• [SUPPLIED RECORDS]:
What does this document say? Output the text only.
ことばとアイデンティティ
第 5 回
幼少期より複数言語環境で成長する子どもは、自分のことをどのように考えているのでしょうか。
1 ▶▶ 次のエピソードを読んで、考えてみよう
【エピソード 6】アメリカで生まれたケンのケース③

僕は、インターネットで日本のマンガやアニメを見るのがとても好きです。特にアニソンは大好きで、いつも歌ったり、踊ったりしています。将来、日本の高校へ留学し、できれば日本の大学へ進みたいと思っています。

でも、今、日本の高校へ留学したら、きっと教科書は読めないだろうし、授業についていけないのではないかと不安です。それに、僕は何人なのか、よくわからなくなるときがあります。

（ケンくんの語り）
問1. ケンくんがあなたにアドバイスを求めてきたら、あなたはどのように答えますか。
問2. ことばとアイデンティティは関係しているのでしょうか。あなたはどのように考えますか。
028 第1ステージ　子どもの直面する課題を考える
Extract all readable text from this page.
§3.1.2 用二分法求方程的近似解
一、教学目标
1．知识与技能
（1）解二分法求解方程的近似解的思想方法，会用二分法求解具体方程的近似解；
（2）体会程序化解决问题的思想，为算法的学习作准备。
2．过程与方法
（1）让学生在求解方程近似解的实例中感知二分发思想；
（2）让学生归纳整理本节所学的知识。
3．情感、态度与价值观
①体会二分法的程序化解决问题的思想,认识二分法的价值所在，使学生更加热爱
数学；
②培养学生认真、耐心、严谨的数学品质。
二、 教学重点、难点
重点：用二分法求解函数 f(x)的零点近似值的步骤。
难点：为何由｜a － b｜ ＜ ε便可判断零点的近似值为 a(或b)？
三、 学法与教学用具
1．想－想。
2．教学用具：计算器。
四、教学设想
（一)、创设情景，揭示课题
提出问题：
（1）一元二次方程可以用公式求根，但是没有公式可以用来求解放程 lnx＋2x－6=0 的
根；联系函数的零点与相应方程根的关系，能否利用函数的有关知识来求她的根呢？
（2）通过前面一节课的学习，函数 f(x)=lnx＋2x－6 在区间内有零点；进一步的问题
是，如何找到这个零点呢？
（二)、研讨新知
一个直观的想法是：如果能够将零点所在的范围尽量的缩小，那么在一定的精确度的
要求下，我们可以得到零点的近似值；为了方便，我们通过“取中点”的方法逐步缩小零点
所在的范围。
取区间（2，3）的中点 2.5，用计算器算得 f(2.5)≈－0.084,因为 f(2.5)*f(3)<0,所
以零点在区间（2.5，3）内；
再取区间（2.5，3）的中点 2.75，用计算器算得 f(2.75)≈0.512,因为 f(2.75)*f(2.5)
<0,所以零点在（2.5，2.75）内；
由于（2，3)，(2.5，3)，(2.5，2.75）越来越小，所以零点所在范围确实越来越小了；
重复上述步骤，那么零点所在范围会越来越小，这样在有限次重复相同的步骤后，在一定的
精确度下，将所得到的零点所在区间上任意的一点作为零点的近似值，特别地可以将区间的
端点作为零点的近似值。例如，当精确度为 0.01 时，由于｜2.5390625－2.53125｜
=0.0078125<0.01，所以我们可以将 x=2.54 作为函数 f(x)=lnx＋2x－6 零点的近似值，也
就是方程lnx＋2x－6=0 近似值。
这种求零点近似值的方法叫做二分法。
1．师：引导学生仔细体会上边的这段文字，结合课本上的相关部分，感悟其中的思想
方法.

• [OBJECTIVE]: All of the data must be returned exactly.

• [PROBLEM SOLUTION]:
What does this document say? Output the text only.
ことばとアイデンティティ
第 5 回
幼少期より複数言語環境で成長する子どもは、自分のことをどのように考えているのでしょうか。
1 ▶▶ 次のエピソードを読んで、考えてみよう
【エピソード 6】アメリカで生まれたケンのケース③

僕は、インターネットで日本のマンガやアニメを見るのがとても好きです。特にアニソンは大好きで、いつも歌ったり、踊ったりしています。将来、日本の高校へ留学し、できれば日本の大学へ進みたいと思っています。

でも、今、日本の高校へ留学したら、きっと教科書は読めないだろうし、授業についていけないのではないかと不安です。それに、僕は何人なのか、よくわからなくなるときがあります。

（ケンくんの語り）
問1. ケンくんがあなたにアドバイスを求めてきたら、あなたはどのように答えますか。
問2. ことばとアイデンティティは関係しているのでしょうか。あなたはどのように考えますか。
028 第1ステージ　子どもの直面する課題を考える
Extract all readable text from this page.
§3.1.2 用二分法求方程的近似解
一、教学目标
1．知识与技能
（1）解二分法求解方程的近似解的思想方法，会用二分法求解具体方程的近似解；
（2）体会程序化解决问题的思想，为算法的学习作准备。
2．过程与方法
（1）让学生在求解方程近似解的实例中感知二分发思想；
（2）让学生归纳整理本节所学的知识。
3．情感、态度与价值观
①体会二分法的程序化解决问题的思想,认识二分法的价值所在，使学生更加热爱
数学；
②培养学生认真、耐心、严谨的数学品质。
二、 教学重点、难点
重点：用二分法求解函数 f(x)的零点近似值的步骤。
难点：为何由｜a － b｜ ＜ ε便可判断零点的近似值为 a(或b)？
三、 学法与教学用具
1．想－想。
2．教学用具：计算器。
四、教学设想
（一)、创设情景，揭示课题
提出问题：
（1）一元二次方程可以用公式求根，但是没有公式可以用来求解放程 lnx＋2x－6=0 的
根；联系函数的零点与相应方程根的关系，能否利用函数的有关知识来求她的根呢？
（2）通过前面一节课的学习，函数 f(x)=lnx＋2x－6 在区间内有零点；进一步的问题
是，如何找到这个零点呢？
（二)、研讨新知
一个直观的想法是：如果能够将零点所在的范围尽量的缩小，那么在一定的精确度的
要求下，我们可以得到零点的近似值；为了方便，我们通过“取中点”的方法逐步缩小零点
所在的范围。
取区间（2，3）的中点 2.5，用计算器算得 f(2.5)≈－0.084,因为 f(2.5)*f(3)<0,所
以零点在区间（2.5，3）内；
再取区间（2.5，3）的中点 2.75，用计算器算得 f(2.75)≈0.512,因为 f(2.75)*f(2.5)
<0,所以零点在（2.5，2.75）内；
由于（2，3)，(2.5，3)，(2.5，2.75）越来越小，所以零点所在范围确实越来越小了；
重复上述步骤，那么零点所在范围会越来越小，这样在有限次重复相同的步骤后，在一定的
精确度下，将所得到的零点所在区间上任意的一点作为零点的近似值，特别地可以将区间的
端点作为零点的近似值。例如，当精确度为 0.01 时，由于｜2.5390625－2.53125｜
=0.0078125<0.01，所以我们可以将 x=2.54 作为函数 f(x)=lnx＋2x－6 零点的近似值，也
就是方程lnx＋2x－6=0 近似值。
这种求零点近似值的方法叫做二分法。
1．师：引导学生仔细体会上边的这段文字，结合课本上的相关部分，感悟其中的思想
方法.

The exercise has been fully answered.